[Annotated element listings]
********************
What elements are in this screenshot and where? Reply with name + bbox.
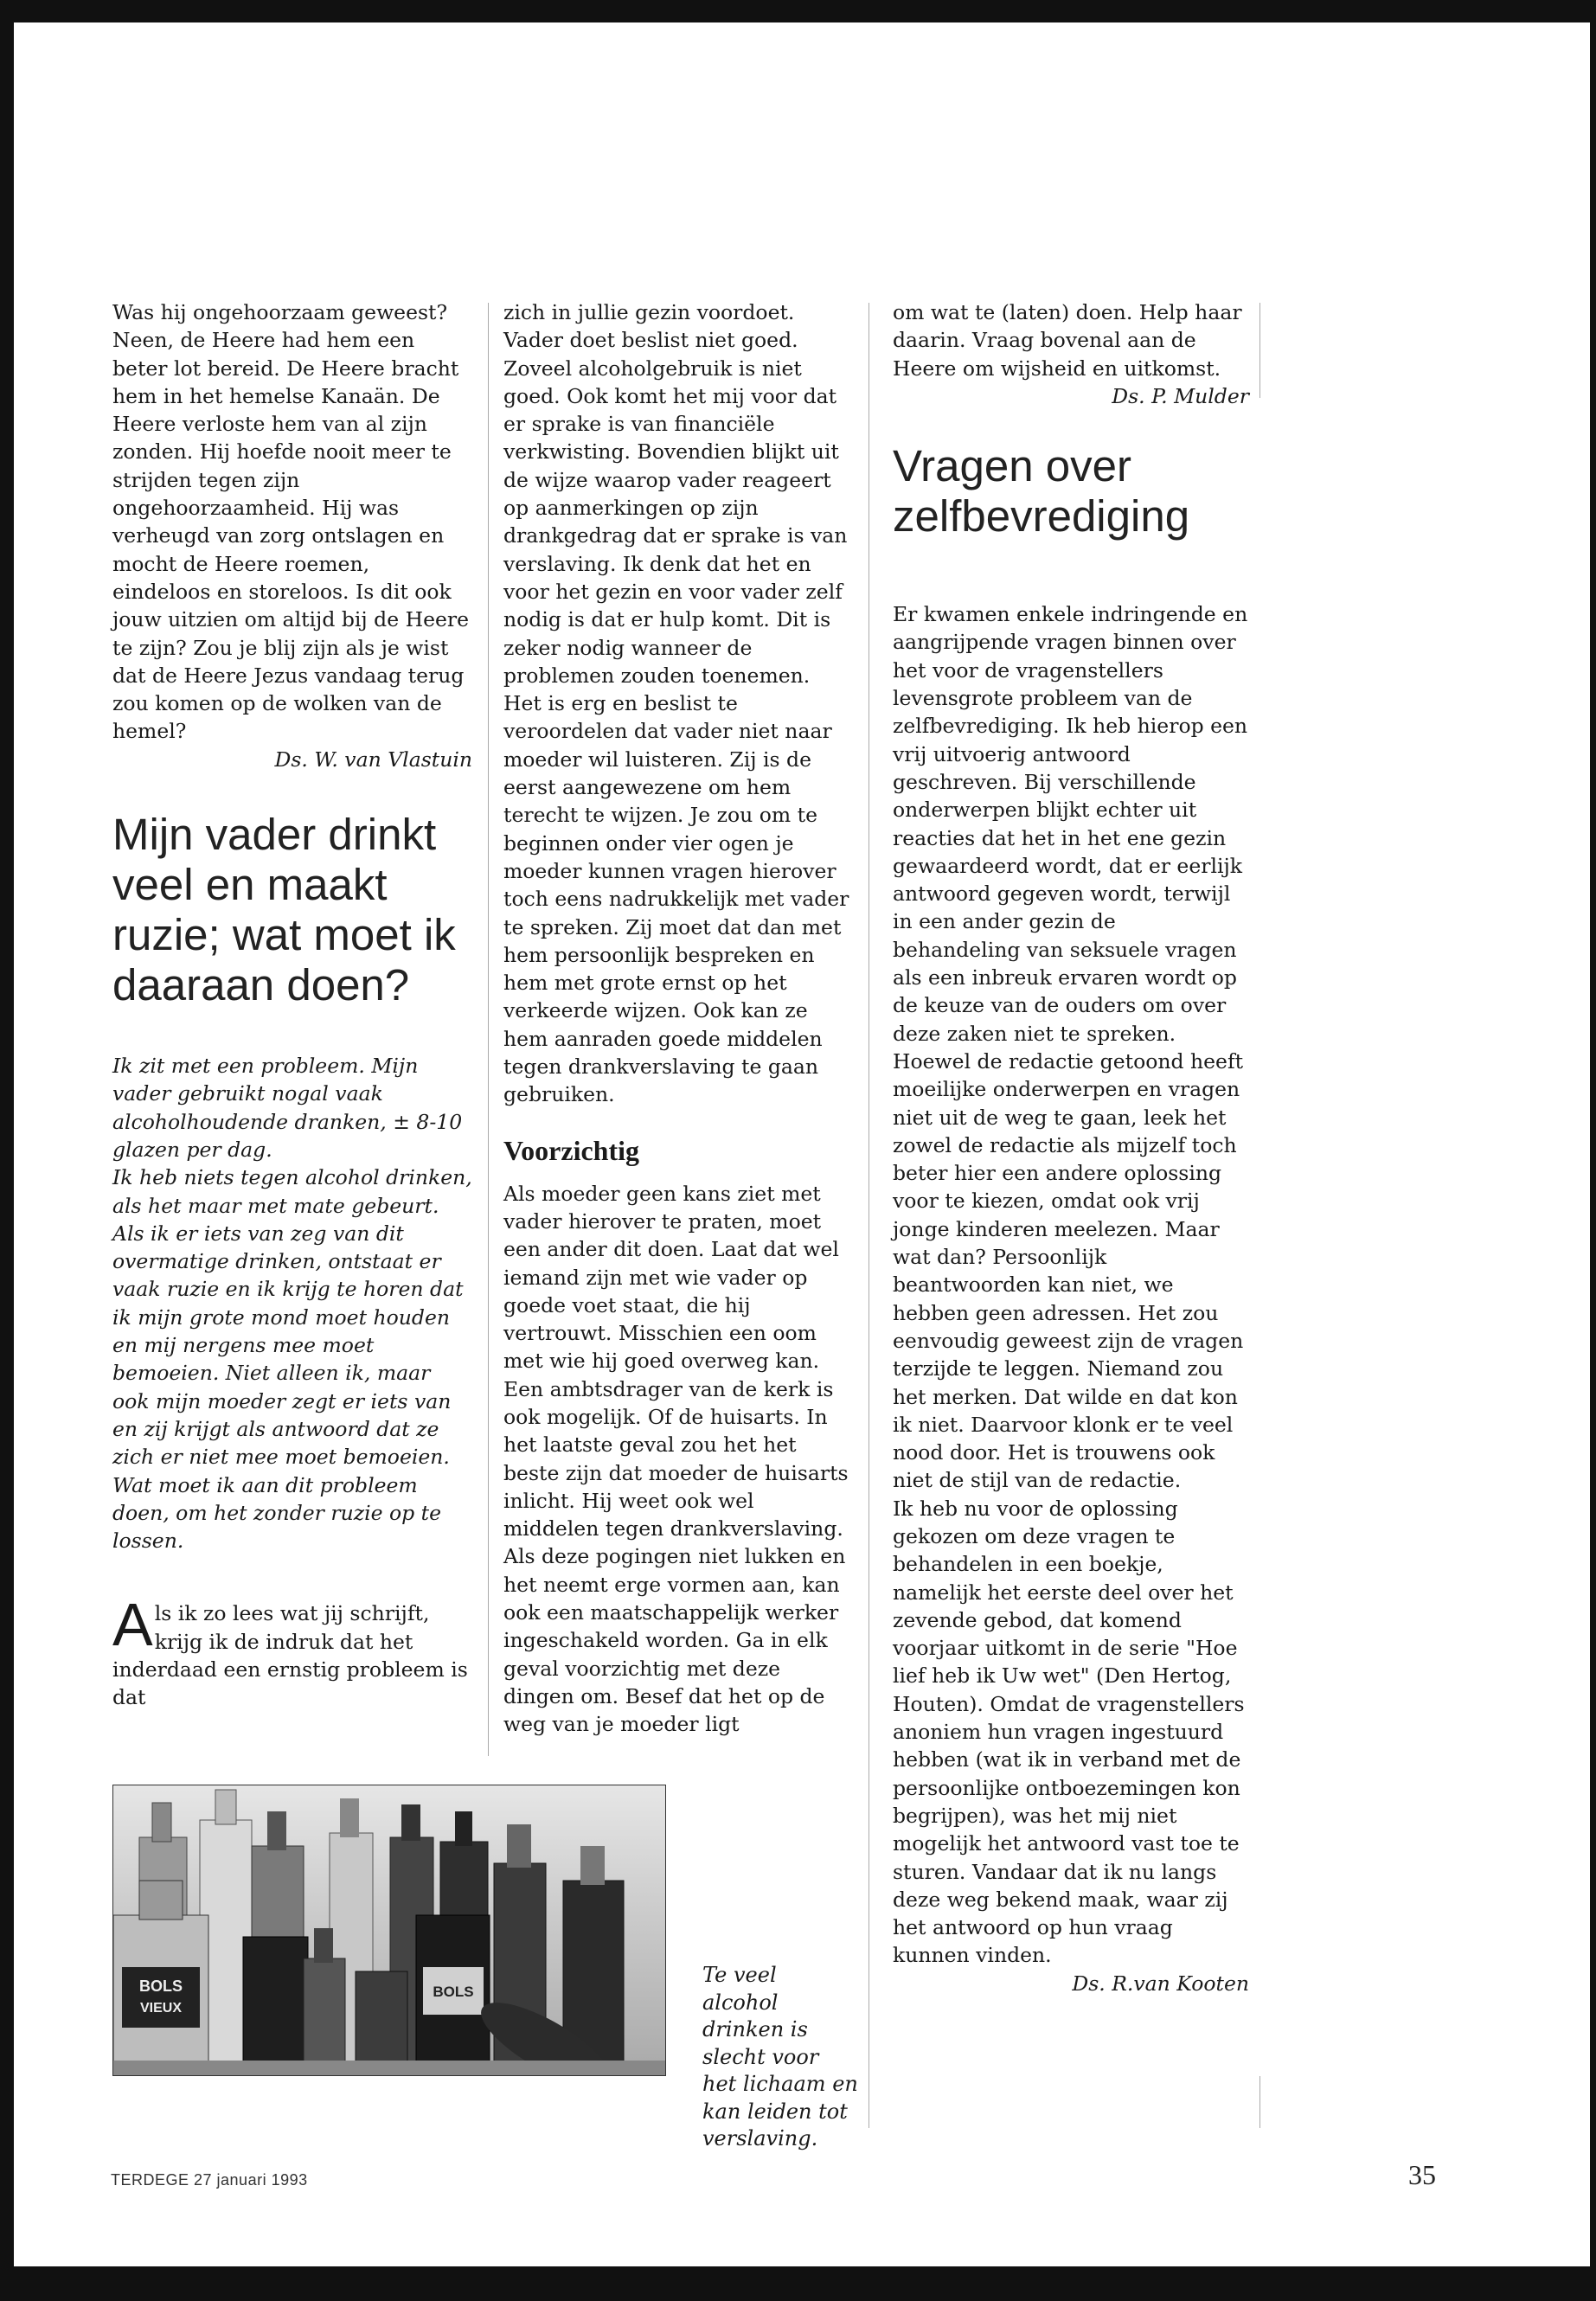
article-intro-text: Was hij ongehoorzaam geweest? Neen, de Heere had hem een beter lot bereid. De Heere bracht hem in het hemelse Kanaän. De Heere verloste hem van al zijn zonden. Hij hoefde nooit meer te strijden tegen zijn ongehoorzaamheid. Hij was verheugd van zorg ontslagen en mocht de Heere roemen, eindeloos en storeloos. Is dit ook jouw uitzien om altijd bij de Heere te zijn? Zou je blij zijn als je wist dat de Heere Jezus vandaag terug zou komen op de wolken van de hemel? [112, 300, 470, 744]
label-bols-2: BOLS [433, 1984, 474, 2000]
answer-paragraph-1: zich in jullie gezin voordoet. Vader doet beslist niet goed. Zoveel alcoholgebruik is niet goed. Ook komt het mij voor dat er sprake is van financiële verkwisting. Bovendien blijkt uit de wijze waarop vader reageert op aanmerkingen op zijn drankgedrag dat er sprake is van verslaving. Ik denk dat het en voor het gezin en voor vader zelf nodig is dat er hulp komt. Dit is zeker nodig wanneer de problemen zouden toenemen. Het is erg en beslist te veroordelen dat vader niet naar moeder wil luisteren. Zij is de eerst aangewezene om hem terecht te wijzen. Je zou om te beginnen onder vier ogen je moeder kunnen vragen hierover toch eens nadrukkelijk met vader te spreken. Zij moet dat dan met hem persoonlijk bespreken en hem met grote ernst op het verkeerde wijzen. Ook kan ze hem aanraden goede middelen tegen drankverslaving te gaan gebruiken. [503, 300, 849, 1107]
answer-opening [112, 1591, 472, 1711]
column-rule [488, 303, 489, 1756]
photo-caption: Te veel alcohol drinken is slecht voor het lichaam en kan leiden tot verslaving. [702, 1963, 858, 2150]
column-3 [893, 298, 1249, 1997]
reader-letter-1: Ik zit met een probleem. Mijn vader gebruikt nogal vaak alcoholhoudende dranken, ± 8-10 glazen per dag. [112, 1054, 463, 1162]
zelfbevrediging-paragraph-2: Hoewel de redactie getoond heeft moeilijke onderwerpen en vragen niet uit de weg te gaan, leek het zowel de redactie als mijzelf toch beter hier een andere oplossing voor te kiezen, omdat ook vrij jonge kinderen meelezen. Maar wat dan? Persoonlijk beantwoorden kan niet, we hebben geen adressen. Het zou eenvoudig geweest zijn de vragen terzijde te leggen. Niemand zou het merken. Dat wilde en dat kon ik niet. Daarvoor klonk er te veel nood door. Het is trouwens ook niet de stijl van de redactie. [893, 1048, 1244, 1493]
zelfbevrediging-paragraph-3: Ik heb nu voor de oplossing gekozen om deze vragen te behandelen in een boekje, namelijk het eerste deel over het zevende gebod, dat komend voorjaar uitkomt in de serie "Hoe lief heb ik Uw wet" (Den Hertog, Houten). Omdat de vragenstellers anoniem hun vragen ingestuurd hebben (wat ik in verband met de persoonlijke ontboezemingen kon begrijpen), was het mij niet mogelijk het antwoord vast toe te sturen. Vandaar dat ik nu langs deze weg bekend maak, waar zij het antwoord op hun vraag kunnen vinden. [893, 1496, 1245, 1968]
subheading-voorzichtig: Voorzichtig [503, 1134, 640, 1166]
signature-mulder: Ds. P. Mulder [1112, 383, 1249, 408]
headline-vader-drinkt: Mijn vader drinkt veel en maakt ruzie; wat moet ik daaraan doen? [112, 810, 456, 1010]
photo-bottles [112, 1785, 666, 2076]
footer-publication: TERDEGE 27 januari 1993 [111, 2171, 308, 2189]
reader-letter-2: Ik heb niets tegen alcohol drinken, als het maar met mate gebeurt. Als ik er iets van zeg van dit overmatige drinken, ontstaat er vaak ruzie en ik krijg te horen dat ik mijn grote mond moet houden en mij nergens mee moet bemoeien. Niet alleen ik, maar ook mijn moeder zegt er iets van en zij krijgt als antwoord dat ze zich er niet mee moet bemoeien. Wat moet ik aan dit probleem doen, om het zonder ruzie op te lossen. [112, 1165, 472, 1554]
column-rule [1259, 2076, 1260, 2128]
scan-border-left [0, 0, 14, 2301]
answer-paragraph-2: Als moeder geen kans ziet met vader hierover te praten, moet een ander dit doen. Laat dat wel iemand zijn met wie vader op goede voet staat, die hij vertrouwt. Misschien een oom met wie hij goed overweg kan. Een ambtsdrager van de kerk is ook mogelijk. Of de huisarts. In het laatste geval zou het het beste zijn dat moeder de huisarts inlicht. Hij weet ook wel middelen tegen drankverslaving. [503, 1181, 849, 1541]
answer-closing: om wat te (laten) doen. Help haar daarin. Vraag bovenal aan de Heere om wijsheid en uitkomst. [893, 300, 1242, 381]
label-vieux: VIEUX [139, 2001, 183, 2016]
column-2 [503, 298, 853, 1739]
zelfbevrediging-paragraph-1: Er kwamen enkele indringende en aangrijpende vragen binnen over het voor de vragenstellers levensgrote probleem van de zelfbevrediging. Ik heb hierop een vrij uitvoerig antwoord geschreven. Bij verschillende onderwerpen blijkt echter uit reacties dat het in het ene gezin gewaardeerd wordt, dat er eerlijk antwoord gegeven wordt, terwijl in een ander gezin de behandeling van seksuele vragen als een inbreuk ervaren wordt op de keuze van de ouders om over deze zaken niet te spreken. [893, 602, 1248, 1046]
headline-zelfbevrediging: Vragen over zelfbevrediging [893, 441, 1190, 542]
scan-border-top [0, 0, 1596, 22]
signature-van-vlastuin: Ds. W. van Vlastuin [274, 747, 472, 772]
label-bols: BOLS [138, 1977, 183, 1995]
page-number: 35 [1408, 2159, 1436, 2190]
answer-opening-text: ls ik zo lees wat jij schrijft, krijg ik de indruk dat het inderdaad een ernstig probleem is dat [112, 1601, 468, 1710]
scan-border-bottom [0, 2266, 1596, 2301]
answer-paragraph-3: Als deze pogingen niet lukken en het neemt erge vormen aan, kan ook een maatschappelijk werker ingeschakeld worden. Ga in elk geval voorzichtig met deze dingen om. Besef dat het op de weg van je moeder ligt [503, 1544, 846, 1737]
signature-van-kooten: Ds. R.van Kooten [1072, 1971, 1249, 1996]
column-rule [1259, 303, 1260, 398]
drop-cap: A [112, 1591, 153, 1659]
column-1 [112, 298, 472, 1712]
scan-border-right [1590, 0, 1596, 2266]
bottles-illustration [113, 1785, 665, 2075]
********************
Reproduce all of the lines above word for word, leaving out the pictures.

> **Finished answer**:
What elements are in this screenshot and where? Reply with name + bbox.
article-intro-text: Was hij ongehoorzaam geweest? Neen, de Heere had hem een beter lot bereid. De Heere bracht hem in het hemelse Kanaän. De Heere verloste hem van al zijn zonden. Hij hoefde nooit meer te strijden tegen zijn ongehoorzaamheid. Hij was verheugd van zorg ontslagen en mocht de Heere roemen, eindeloos en storeloos. Is dit ook jouw uitzien om altijd bij de Heere te zijn? Zou je blij zijn als je wist dat de Heere Jezus vandaag terug zou komen op de wolken van de hemel? [112, 300, 470, 744]
label-bols-2: BOLS [433, 1984, 474, 2000]
answer-paragraph-1: zich in jullie gezin voordoet. Vader doet beslist niet goed. Zoveel alcoholgebruik is niet goed. Ook komt het mij voor dat er sprake is van financiële verkwisting. Bovendien blijkt uit de wijze waarop vader reageert op aanmerkingen op zijn drankgedrag dat er sprake is van verslaving. Ik denk dat het en voor het gezin en voor vader zelf nodig is dat er hulp komt. Dit is zeker nodig wanneer de problemen zouden toenemen. Het is erg en beslist te veroordelen dat vader niet naar moeder wil luisteren. Zij is de eerst aangewezene om hem terecht te wijzen. Je zou om te beginnen onder vier ogen je moeder kunnen vragen hierover toch eens nadrukkelijk met vader te spreken. Zij moet dat dan met hem persoonlijk bespreken en hem met grote ernst op het verkeerde wijzen. Ook kan ze hem aanraden goede middelen tegen drankverslaving te gaan gebruiken. [503, 300, 849, 1107]
answer-opening [112, 1591, 472, 1711]
column-rule [488, 303, 489, 1756]
photo-caption: Te veel alcohol drinken is slecht voor het lichaam en kan leiden tot verslaving. [702, 1963, 858, 2150]
column-3 [893, 298, 1249, 1997]
reader-letter-1: Ik zit met een probleem. Mijn vader gebruikt nogal vaak alcoholhoudende dranken, ± 8-10 glazen per dag. [112, 1054, 463, 1162]
zelfbevrediging-paragraph-2: Hoewel de redactie getoond heeft moeilijke onderwerpen en vragen niet uit de weg te gaan, leek het zowel de redactie als mijzelf toch beter hier een andere oplossing voor te kiezen, omdat ook vrij jonge kinderen meelezen. Maar wat dan? Persoonlijk beantwoorden kan niet, we hebben geen adressen. Het zou eenvoudig geweest zijn de vragen terzijde te leggen. Niemand zou het merken. Dat wilde en dat kon ik niet. Daarvoor klonk er te veel nood door. Het is trouwens ook niet de stijl van de redactie. [893, 1048, 1244, 1493]
zelfbevrediging-paragraph-3: Ik heb nu voor de oplossing gekozen om deze vragen te behandelen in een boekje, namelijk het eerste deel over het zevende gebod, dat komend voorjaar uitkomt in de serie "Hoe lief heb ik Uw wet" (Den Hertog, Houten). Omdat de vragenstellers anoniem hun vragen ingestuurd hebben (wat ik in verband met de persoonlijke ontboezemingen kon begrijpen), was het mij niet mogelijk het antwoord vast toe te sturen. Vandaar dat ik nu langs deze weg bekend maak, waar zij het antwoord op hun vraag kunnen vinden. [893, 1496, 1245, 1968]
subheading-voorzichtig: Voorzichtig [503, 1134, 640, 1166]
signature-mulder: Ds. P. Mulder [1112, 383, 1249, 408]
headline-vader-drinkt: Mijn vader drinkt veel en maakt ruzie; wat moet ik daaraan doen? [112, 810, 456, 1010]
photo-bottles [112, 1785, 666, 2076]
footer-publication: TERDEGE 27 januari 1993 [111, 2171, 308, 2189]
reader-letter-2: Ik heb niets tegen alcohol drinken, als het maar met mate gebeurt. Als ik er iets van zeg van dit overmatige drinken, ontstaat er vaak ruzie en ik krijg te horen dat ik mijn grote mond moet houden en mij nergens mee moet bemoeien. Niet alleen ik, maar ook mijn moeder zegt er iets van en zij krijgt als antwoord dat ze zich er niet mee moet bemoeien. Wat moet ik aan dit probleem doen, om het zonder ruzie op te lossen. [112, 1165, 472, 1554]
column-rule [1259, 2076, 1260, 2128]
scan-border-left [0, 0, 14, 2301]
answer-paragraph-2: Als moeder geen kans ziet met vader hierover te praten, moet een ander dit doen. Laat dat wel iemand zijn met wie vader op goede voet staat, die hij vertrouwt. Misschien een oom met wie hij goed overweg kan. Een ambtsdrager van de kerk is ook mogelijk. Of de huisarts. In het laatste geval zou het het beste zijn dat moeder de huisarts inlicht. Hij weet ook wel middelen tegen drankverslaving. [503, 1181, 849, 1541]
answer-closing: om wat te (laten) doen. Help haar daarin. Vraag bovenal aan de Heere om wijsheid en uitkomst. [893, 300, 1242, 381]
label-vieux: VIEUX [139, 2001, 183, 2016]
column-2 [503, 298, 853, 1739]
zelfbevrediging-paragraph-1: Er kwamen enkele indringende en aangrijpende vragen binnen over het voor de vragenstellers levensgrote probleem van de zelfbevrediging. Ik heb hierop een vrij uitvoerig antwoord geschreven. Bij verschillende onderwerpen blijkt echter uit reacties dat het in het ene gezin gewaardeerd wordt, dat er eerlijk antwoord gegeven wordt, terwijl in een ander gezin de behandeling van seksuele vragen als een inbreuk ervaren wordt op de keuze van de ouders om over deze zaken niet te spreken. [893, 602, 1248, 1046]
headline-zelfbevrediging: Vragen over zelfbevrediging [893, 441, 1190, 542]
scan-border-top [0, 0, 1596, 22]
signature-van-vlastuin: Ds. W. van Vlastuin [274, 747, 472, 772]
label-bols: BOLS [138, 1977, 183, 1995]
page-number: 35 [1408, 2159, 1436, 2190]
answer-opening-text: ls ik zo lees wat jij schrijft, krijg ik de indruk dat het inderdaad een ernstig probleem is dat [112, 1601, 468, 1710]
scan-border-bottom [0, 2266, 1596, 2301]
answer-paragraph-3: Als deze pogingen niet lukken en het neemt erge vormen aan, kan ook een maatschappelijk werker ingeschakeld worden. Ga in elk geval voorzichtig met deze dingen om. Besef dat het op de weg van je moeder ligt [503, 1544, 846, 1737]
signature-van-kooten: Ds. R.van Kooten [1072, 1971, 1249, 1996]
column-rule [1259, 303, 1260, 398]
drop-cap: A [112, 1591, 153, 1659]
column-1 [112, 298, 472, 1712]
scan-border-right [1590, 0, 1596, 2266]
bottles-illustration [113, 1785, 665, 2075]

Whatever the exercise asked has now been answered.